**Task details**
Reproduce the records below exactly as they appear, omitting any pictures they contain.

*** Entries shown ***

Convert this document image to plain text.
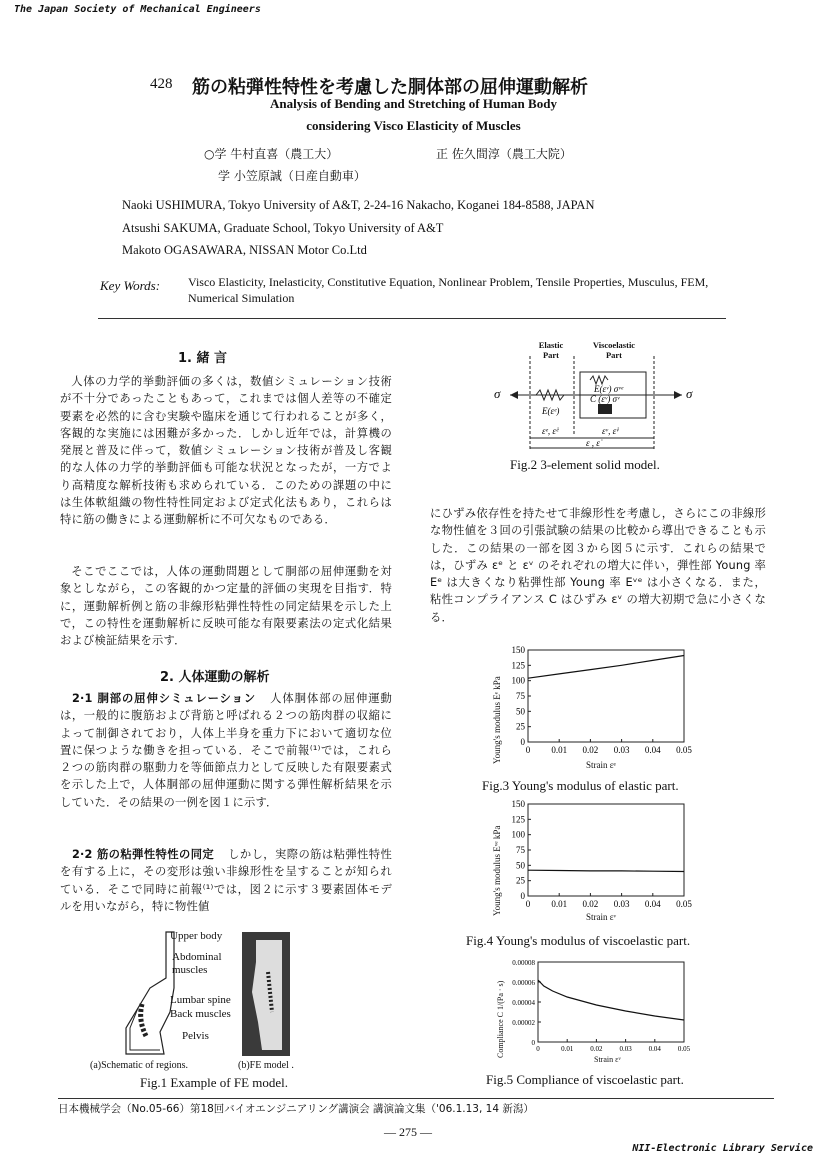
The Japan Society of Mechanical Engineers
NII-Electronic Library Service
428 筋の粘弾性特性を考慮した胴体部の屈伸運動解析
Analysis of Bending and Stretching of Human Body
considering Visco Elasticity of Muscles
○学 牛村直喜（農工大）	正 佐久間淳（農工大院）
学 小笠原誠（日産自動車）
Naoki USHIMURA, Tokyo University of A&T, 2-24-16 Nakacho, Koganei 184-8588, JAPAN
Atsushi SAKUMA, Graduate School, Tokyo University of A&T
Makoto OGASAWARA, NISSAN Motor Co.Ltd
Key Words: Visco Elasticity, Inelasticity, Constitutive Equation, Nonlinear Problem, Tensile Properties, Musculus, FEM, Numerical Simulation
1. 緒 言
人体の力学的挙動評価の多くは，数値シミュレーション技術が不十分であったこともあって，これまでは個人差等の不確定要素を必然的に含む実験や臨床を通じて行われることが多く，客観的な実施には困難が多かった．しかし近年では，計算機の発展と普及に伴って，数値シミュレーション技術が普及し客観的な人体の力学的挙動評価も可能な状況となったが，一方でより高精度な解析技術も求められている．このための課題の中には生体軟組織の物性特性同定および定式化法もあり，これらは特に筋の働きによる運動解析に不可欠なものである．
そこでここでは，人体の運動問題として胴部の屈伸運動を対象としながら，この客観的かつ定量的評価の実現を目指す．特に，運動解析例と筋の非線形粘弾性特性の同定結果を示した上で，この特性を運動解析に反映可能な有限要素法の定式化結果および検証結果を示す．
2. 人体運動の解析
2·1 胴部の屈伸シミュレーション 人体胴体部の屈伸運動は，一般的に腹筋および背筋と呼ばれる２つの筋肉群の収縮によって制御されており，人体上半身を重力下において適切な位置に保つような働きを担っている．そこで前報⁽¹⁾では，これら２つの筋肉群の駆動力を等価節点力として反映した有限要素式を示した上で，人体胴部の屈伸運動に関する弾性解析結果を示していた．その結果の一例を図１に示す．
2·2 筋の粘弾性特性の同定 しかし，実際の筋は粘弾性特性を有する上に，その変形は強い非線形性を呈することが知られている．そこで同時に前報⁽¹⁾では，図２に示す３要素固体モデルを用いながら，特に物性値
Upper body
Abdominal
muscles
Lumbar spine
Back muscles
Pelvis
(a)Schematic of regions.	(b)FE model .
Fig.1 Example of FE model.
E(εᵉ)
E(εᵛ) σᵛᵉ
C (εᵛ) σᵛ
εᵉ, ε̇ᵉ	εᵛ, ε̇ᵛ
ε , ε̇
Elastic
Part
Viscoelastic
Part
σ	σ
Fig.2 3-element solid model.
にひずみ依存性を持たせて非線形性を考慮し，さらにこの非線形な物性値を３回の引張試験の結果の比較から導出できることも示した．この結果の一部を図３から図５に示す．これらの結果では，ひずみ εᵉ と εᵛ のそれぞれの増大に伴い，弾性部 Young 率 Eᵉ は大きくなり粘弾性部 Young 率 Eᵛᵉ は小さくなる．また，粘性コンプライアンス C はひずみ εᵛ の増大初期で急に小さくなる．
0
25
50
75
100
125
150
0 0.01 0.02 0.03 0.04 0.05
Young's modulus Eᵉ kPa
Strain εᵉ
Fig.3 Young's modulus of elastic part.
0
25
50
75
100
125
150
0 0.01 0.02 0.03 0.04 0.05
Young's modulus Eᵛᵉ kPa
Strain εᵛ
Fig.4 Young's modulus of viscoelastic part.
0
0.00002
0.00004
0.00006
0.00008
0	0.01 0.02 0.03 0.04 0.05
Compliance C 1/(Pa · s)
Strain εᵛ
Fig.5 Compliance of viscoelastic part.
日本機械学会（No.05-66）第18回バイオエンジニアリング講演会 講演論文集（'06.1.13, 14 新潟）
— 275 —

***

**The response**
Convert this document image to plain text.
The Japan Society of Mechanical Engineers
NII-Electronic Library Service
428 筋の粘弾性特性を考慮した胴体部の屈伸運動解析
Analysis of Bending and Stretching of Human Body
considering Visco Elasticity of Muscles
○学 牛村直喜（農工大）	正 佐久間淳（農工大院）
学 小笠原誠（日産自動車）
Naoki USHIMURA, Tokyo University of A&T, 2-24-16 Nakacho, Koganei 184-8588, JAPAN
Atsushi SAKUMA, Graduate School, Tokyo University of A&T
Makoto OGASAWARA, NISSAN Motor Co.Ltd
Key Words: Visco Elasticity, Inelasticity, Constitutive Equation, Nonlinear Problem, Tensile Properties, Musculus, FEM, Numerical Simulation
1. 緒 言
人体の力学的挙動評価の多くは，数値シミュレーション技術が不十分であったこともあって，これまでは個人差等の不確定要素を必然的に含む実験や臨床を通じて行われることが多く，客観的な実施には困難が多かった．しかし近年では，計算機の発展と普及に伴って，数値シミュレーション技術が普及し客観的な人体の力学的挙動評価も可能な状況となったが，一方でより高精度な解析技術も求められている．このための課題の中には生体軟組織の物性特性同定および定式化法もあり，これらは特に筋の働きによる運動解析に不可欠なものである．
そこでここでは，人体の運動問題として胴部の屈伸運動を対象としながら，この客観的かつ定量的評価の実現を目指す．特に，運動解析例と筋の非線形粘弾性特性の同定結果を示した上で，この特性を運動解析に反映可能な有限要素法の定式化結果および検証結果を示す．
2. 人体運動の解析
2·1 胴部の屈伸シミュレーション 人体胴体部の屈伸運動は，一般的に腹筋および背筋と呼ばれる２つの筋肉群の収縮によって制御されており，人体上半身を重力下において適切な位置に保つような働きを担っている．そこで前報⁽¹⁾では，これら２つの筋肉群の駆動力を等価節点力として反映した有限要素式を示した上で，人体胴部の屈伸運動に関する弾性解析結果を示していた．その結果の一例を図１に示す．
2·2 筋の粘弾性特性の同定 しかし，実際の筋は粘弾性特性を有する上に，その変形は強い非線形性を呈することが知られている．そこで同時に前報⁽¹⁾では，図２に示す３要素固体モデルを用いながら，特に物性値
Upper body
Abdominal
muscles
Lumbar spine
Back muscles
Pelvis
(a)Schematic of regions.	(b)FE model .
Fig.1 Example of FE model.
E(εᵉ)
E(εᵛ) σᵛᵉ
C (εᵛ) σᵛ
εᵉ, ε̇ᵉ	εᵛ, ε̇ᵛ
ε , ε̇
Elastic
Part
Viscoelastic
Part
σ	σ
Fig.2 3-element solid model.
にひずみ依存性を持たせて非線形性を考慮し，さらにこの非線形な物性値を３回の引張試験の結果の比較から導出できることも示した．この結果の一部を図３から図５に示す．これらの結果では，ひずみ εᵉ と εᵛ のそれぞれの増大に伴い，弾性部 Young 率 Eᵉ は大きくなり粘弾性部 Young 率 Eᵛᵉ は小さくなる．また，粘性コンプライアンス C はひずみ εᵛ の増大初期で急に小さくなる．
0
25
50
75
100
125
150
0 0.01 0.02 0.03 0.04 0.05
Young's modulus Eᵉ kPa
Strain εᵉ
Fig.3 Young's modulus of elastic part.
0
25
50
75
100
125
150
0 0.01 0.02 0.03 0.04 0.05
Young's modulus Eᵛᵉ kPa
Strain εᵛ
Fig.4 Young's modulus of viscoelastic part.
0
0.00002
0.00004
0.00006
0.00008
0	0.01 0.02 0.03 0.04 0.05
Compliance C 1/(Pa · s)
Strain εᵛ
Fig.5 Compliance of viscoelastic part.
日本機械学会（No.05-66）第18回バイオエンジニアリング講演会 講演論文集（'06.1.13, 14 新潟）
— 275 —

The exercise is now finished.